* Provided passage:

....................

Hi Mary, at this point I wouldn't concentrate so much on the time schedule as I would the "routine" in general. Every day is different you know... We have dinner when my hubby gets home then playtime then bathtime then story time with a little bit of cuddling with mom and dad on the couch and by that time he is out, girl. You just need to try to get her fed, wound up, wound down, and then relaxed enough to be able to sleep. Ha Ha! But in all serious, imagine yourself getting some great news or running two miles and then going home and going straight to bed, does that make sense?
Anyways, I hope this helps! Good Luck!
Hi!
I'm 50 and a mom of three, all grown. Yes, you are on the right tract!!! Children do need to establish a healthy bedtime. Not only for them but for you and your husband. Feed the baby before he gets home she can have fruit or something and still sit at the family table. Then at 8:15 bathe her let dad do some bonding by reading a few minutes and put her to bed. Be firm. It won't take but a few nights to establish a routine. He'll thank you for it later.
one quick and easy solution to this would be turn over bedtime issues to your husband completely. just step back after the june cleaver mealtime. maybe suggest you clean up after supper while daddy has one on one time w/daughter. this will either help him see your point of view or give you a much needed break to work on finishing your classes. he could do week nights and you could do weekend nights maybe. sometimes people have to walk in each other's shoes to see the other side. this just a suggestion---do what you feel is right. take care and good luck on this wonderful (most of the time) journey on raising your beautiful daughter!
The best solution would be to establish a routine. It can be, a bath, few favorite books, kisses, and goodnights. Do this everynight. Tell your daughter that you will be right in the other room and won't leave the house. If she's already in a toddler bed, make sure to quietly and quickly walk her back to her bed if she gets out.
As for the crying method, she might do it a few nights until she realizes what's going on; until she notices the pattern or sequence of events.
Good luck~!
Mary, You don't say what time she naps and does she have dinner at 7:00 when dad gets home. Try changing her nap to earlier and shorter. She really needs to have her meal about five to six and maybe a very small cracker and jello snack to "EAT" with dad. Let dad play with her as soon as he gets home, but by 7:30 it should be time for her to start unwinding again. Try a short bath with both of you in to pj's a tuck in and a story by 8:30 from mom and dad, lights out and close door. At her age she is training you and dad with her whining, not the other way around. And dads are always saps with those little girls. I had my children raised and gone and had another at 40, so I can say been there still doing that she is almost nine and I'm still paying for that cute whine she had at 15 months. Her dad and I fought continuously about that and now he is gone and I have to try to UNLEARN her behavior. Tell dad it's okay to love her to death but he won't find it so much fun or cute when she is fifteen doing it. One thing for sure, stay away from the sweet or pop at night. Even 99% of juices have a ton of sugar.

....................

* Aim of the task:
The first of the bedtime advice replies describes one family's evening routine step by step. List every step of that routine in the order given.

* Given information:

....................

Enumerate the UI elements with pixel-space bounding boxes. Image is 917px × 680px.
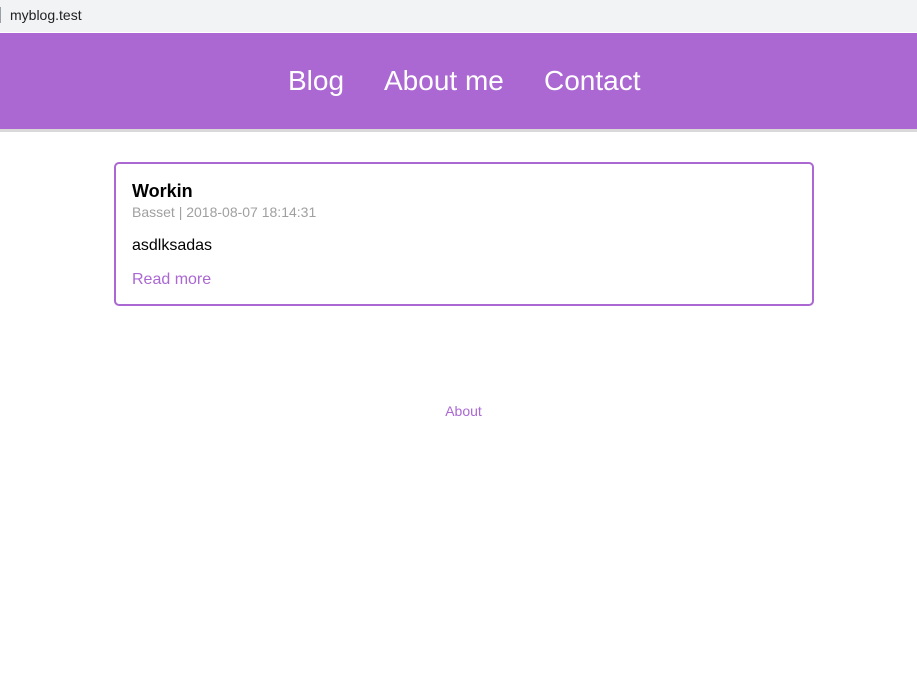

....................

* Expected answer:
1. Dinner when the husband gets home
2. Playtime
3. Bathtime
4. Story time, with a little cuddling with mom and dad on the couch